Your objective => Scan the entries for the word "FINBA". Every line that has it should be copied.
(Records to use)
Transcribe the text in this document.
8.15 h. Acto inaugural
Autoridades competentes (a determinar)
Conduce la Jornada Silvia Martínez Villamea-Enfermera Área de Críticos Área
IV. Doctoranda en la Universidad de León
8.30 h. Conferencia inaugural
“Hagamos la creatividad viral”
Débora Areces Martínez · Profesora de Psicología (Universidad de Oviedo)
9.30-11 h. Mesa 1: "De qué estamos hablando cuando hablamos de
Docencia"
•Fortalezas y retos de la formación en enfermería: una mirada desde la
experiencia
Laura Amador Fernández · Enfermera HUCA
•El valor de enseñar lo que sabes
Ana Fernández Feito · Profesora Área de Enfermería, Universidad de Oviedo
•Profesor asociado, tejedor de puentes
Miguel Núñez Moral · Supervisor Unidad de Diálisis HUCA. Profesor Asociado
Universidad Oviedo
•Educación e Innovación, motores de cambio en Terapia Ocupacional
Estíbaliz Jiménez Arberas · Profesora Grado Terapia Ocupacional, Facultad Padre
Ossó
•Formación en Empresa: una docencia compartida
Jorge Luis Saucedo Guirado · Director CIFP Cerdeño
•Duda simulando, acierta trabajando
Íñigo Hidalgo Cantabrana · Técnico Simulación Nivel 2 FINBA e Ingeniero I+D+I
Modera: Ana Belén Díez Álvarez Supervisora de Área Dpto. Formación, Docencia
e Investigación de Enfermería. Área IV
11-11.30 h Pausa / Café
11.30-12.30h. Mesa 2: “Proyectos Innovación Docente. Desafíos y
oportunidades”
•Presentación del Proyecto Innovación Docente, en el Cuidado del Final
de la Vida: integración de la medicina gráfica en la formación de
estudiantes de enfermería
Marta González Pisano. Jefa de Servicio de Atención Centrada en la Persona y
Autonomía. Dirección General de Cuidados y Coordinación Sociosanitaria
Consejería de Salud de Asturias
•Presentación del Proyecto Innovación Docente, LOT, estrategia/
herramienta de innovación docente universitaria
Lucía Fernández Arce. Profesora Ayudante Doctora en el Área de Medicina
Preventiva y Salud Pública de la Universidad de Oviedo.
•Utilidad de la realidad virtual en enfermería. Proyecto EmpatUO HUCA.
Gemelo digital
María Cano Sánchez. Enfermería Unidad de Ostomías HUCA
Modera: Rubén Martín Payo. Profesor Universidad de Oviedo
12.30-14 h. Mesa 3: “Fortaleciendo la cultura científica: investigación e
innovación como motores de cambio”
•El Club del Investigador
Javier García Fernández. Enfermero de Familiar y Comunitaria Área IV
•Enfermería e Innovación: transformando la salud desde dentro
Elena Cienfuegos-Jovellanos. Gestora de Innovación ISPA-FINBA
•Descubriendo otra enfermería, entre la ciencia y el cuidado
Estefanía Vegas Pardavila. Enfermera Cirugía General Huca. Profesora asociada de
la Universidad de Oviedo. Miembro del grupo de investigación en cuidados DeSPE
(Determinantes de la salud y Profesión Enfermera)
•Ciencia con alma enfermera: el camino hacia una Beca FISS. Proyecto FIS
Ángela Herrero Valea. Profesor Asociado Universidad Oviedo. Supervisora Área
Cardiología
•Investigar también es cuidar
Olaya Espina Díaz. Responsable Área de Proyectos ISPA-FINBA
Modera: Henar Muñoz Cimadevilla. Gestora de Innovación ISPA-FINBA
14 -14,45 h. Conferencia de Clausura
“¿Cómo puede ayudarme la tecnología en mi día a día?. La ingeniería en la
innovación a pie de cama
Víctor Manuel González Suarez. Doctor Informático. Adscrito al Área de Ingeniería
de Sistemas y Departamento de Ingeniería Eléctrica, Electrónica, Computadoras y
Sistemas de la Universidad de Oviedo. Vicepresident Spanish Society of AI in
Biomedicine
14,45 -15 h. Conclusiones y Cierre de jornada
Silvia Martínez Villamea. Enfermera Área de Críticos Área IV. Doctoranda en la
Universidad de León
(End Records to use)
Exercise solution =>
Íñigo Hidalgo Cantabrana · Técnico Simulación Nivel 2 FINBA e Ingeniero I+D+I
Elena Cienfuegos-Jovellanos. Gestora de Innovación ISPA-FINBA
Olaya Espina Díaz. Responsable Área de Proyectos ISPA-FINBA
Modera: Henar Muñoz Cimadevilla. Gestora de Innovación ISPA-FINBA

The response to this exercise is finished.